** START OF RECORDS PROVIDED **

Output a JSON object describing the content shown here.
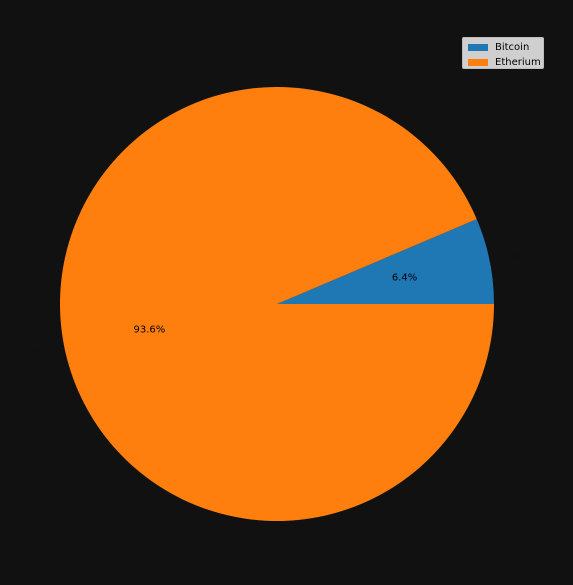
{
  "chart_data": {
    "type": "pie",
    "categories": [
      "Bitcoin",
      "Etherium"
    ],
    "values": [
      6.4,
      93.6
    ],
    "value_labels": [
      "6.4%",
      "93.6%"
    ],
    "colors": [
      "#1f77b4",
      "#ff7f0e"
    ],
    "background": "#111111",
    "start_angle": 0,
    "legend": {
      "placement": "top-right",
      "entries": [
        "Bitcoin",
        "Etherium"
      ]
    }
  }
}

** END OF RECORDS PROVIDED **

### GOAL
Repeat each record exactly as shown above, dropping all images.

### SOLUTION TO THE EXERCISE
Output a JSON object describing the content shown here.
{
  "chart_data": {
    "type": "pie",
    "categories": [
      "Bitcoin",
      "Etherium"
    ],
    "values": [
      6.4,
      93.6
    ],
    "value_labels": [
      "6.4%",
      "93.6%"
    ],
    "colors": [
      "#1f77b4",
      "#ff7f0e"
    ],
    "background": "#111111",
    "start_angle": 0,
    "legend": {
      "placement": "top-right",
      "entries": [
        "Bitcoin",
        "Etherium"
      ]
    }
  }
}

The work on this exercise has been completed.